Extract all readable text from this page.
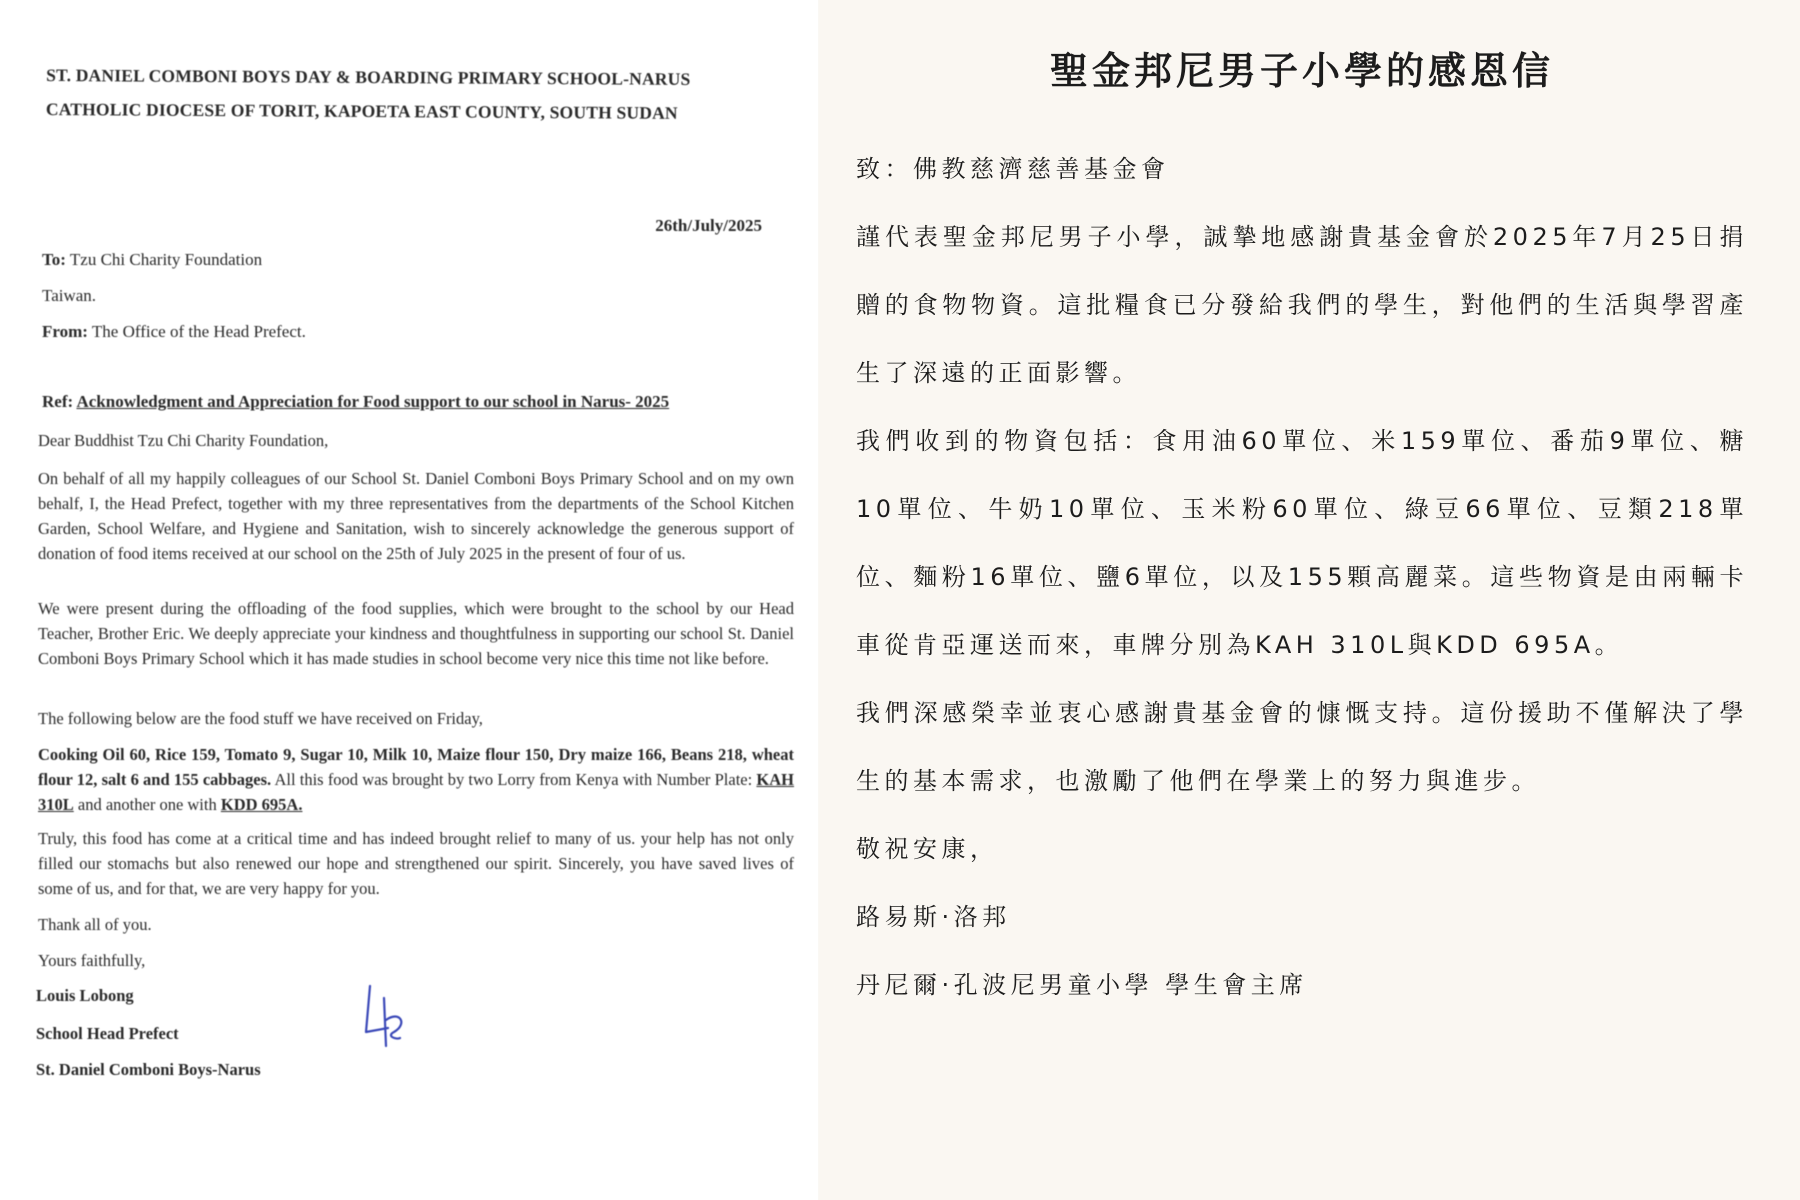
ST. DANIEL COMBONI BOYS DAY & BOARDING PRIMARY SCHOOL-NARUS
CATHOLIC DIOCESE OF TORIT, KAPOETA EAST COUNTY, SOUTH SUDAN
26th/July/2025
To: Tzu Chi Charity Foundation
Taiwan.
From: The Office of the Head Prefect.
Ref: Acknowledgment and Appreciation for Food support to our school in Narus- 2025
Dear Buddhist Tzu Chi Charity Foundation,
On behalf of all my happily colleagues of our School St. Daniel Comboni Boys Primary School and on my own behalf, I, the Head Prefect, together with my three representatives from the departments of the School Kitchen Garden, School Welfare, and Hygiene and Sanitation, wish to sincerely acknowledge the generous support of donation of food items received at our school on the 25th of July 2025 in the present of four of us.
We were present during the offloading of the food supplies, which were brought to the school by our Head Teacher, Brother Eric. We deeply appreciate your kindness and thoughtfulness in supporting our school St. Daniel Comboni Boys Primary School which it has made studies in school become very nice this time not like before.
The following below are the food stuff we have received on Friday,
Cooking Oil 60, Rice 159, Tomato 9, Sugar 10, Milk 10, Maize flour 150, Dry maize 166, Beans 218, wheat flour 12, salt 6 and 155 cabbages. All this food was brought by two Lorry from Kenya with Number Plate: KAH 310L and another one with KDD 695A.
Truly, this food has come at a critical time and has indeed brought relief to many of us. your help has not only filled our stomachs but also renewed our hope and strengthened our spirit. Sincerely, you have saved lives of some of us, and for that, we are very happy for you.
Thank all of you.
Yours faithfully,
Louis Lobong
School Head Prefect
St. Daniel Comboni Boys-Narus
聖金邦尼男子小學的感恩信

致：佛教慈濟慈善基金會

謹代表聖金邦尼男子小學，誠摯地感謝貴基金會於2025年7月25日捐贈的食物物資。這批糧食已分發給我們的學生，對他們的生活與學習產生了深遠的正面影響。

我們收到的物資包括：食用油60單位、米159單位、番茄9單位、糖10單位、牛奶10單位、玉米粉60單位、綠豆66單位、豆類218單位、麵粉16單位、鹽6單位，以及155顆高麗菜。這些物資是由兩輛卡車從肯亞運送而來，車牌分別為KAH 310L與KDD 695A。

我們深感榮幸並衷心感謝貴基金會的慷慨支持。這份援助不僅解決了學生的基本需求，也激勵了他們在學業上的努力與進步。

敬祝安康，

路易斯·洛邦

丹尼爾·孔波尼男童小學 學生會主席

________

**Aim**
Make an exact copy of the listing above. Do not include the pictures.

**Written reply**
Extract all readable text from this page.
ST. DANIEL COMBONI BOYS DAY & BOARDING PRIMARY SCHOOL-NARUS
CATHOLIC DIOCESE OF TORIT, KAPOETA EAST COUNTY, SOUTH SUDAN
26th/July/2025
To: Tzu Chi Charity Foundation
Taiwan.
From: The Office of the Head Prefect.
Ref: Acknowledgment and Appreciation for Food support to our school in Narus- 2025
Dear Buddhist Tzu Chi Charity Foundation,
On behalf of all my happily colleagues of our School St. Daniel Comboni Boys Primary School and on my own behalf, I, the Head Prefect, together with my three representatives from the departments of the School Kitchen Garden, School Welfare, and Hygiene and Sanitation, wish to sincerely acknowledge the generous support of donation of food items received at our school on the 25th of July 2025 in the present of four of us.
We were present during the offloading of the food supplies, which were brought to the school by our Head Teacher, Brother Eric. We deeply appreciate your kindness and thoughtfulness in supporting our school St. Daniel Comboni Boys Primary School which it has made studies in school become very nice this time not like before.
The following below are the food stuff we have received on Friday,
Cooking Oil 60, Rice 159, Tomato 9, Sugar 10, Milk 10, Maize flour 150, Dry maize 166, Beans 218, wheat flour 12, salt 6 and 155 cabbages. All this food was brought by two Lorry from Kenya with Number Plate: KAH 310L and another one with KDD 695A.
Truly, this food has come at a critical time and has indeed brought relief to many of us. your help has not only filled our stomachs but also renewed our hope and strengthened our spirit. Sincerely, you have saved lives of some of us, and for that, we are very happy for you.
Thank all of you.
Yours faithfully,
Louis Lobong
School Head Prefect
St. Daniel Comboni Boys-Narus
聖金邦尼男子小學的感恩信

致：佛教慈濟慈善基金會

謹代表聖金邦尼男子小學，誠摯地感謝貴基金會於2025年7月25日捐贈的食物物資。這批糧食已分發給我們的學生，對他們的生活與學習產生了深遠的正面影響。

我們收到的物資包括：食用油60單位、米159單位、番茄9單位、糖10單位、牛奶10單位、玉米粉60單位、綠豆66單位、豆類218單位、麵粉16單位、鹽6單位，以及155顆高麗菜。這些物資是由兩輛卡車從肯亞運送而來，車牌分別為KAH 310L與KDD 695A。

我們深感榮幸並衷心感謝貴基金會的慷慨支持。這份援助不僅解決了學生的基本需求，也激勵了他們在學業上的努力與進步。

敬祝安康，

路易斯·洛邦

丹尼爾·孔波尼男童小學 學生會主席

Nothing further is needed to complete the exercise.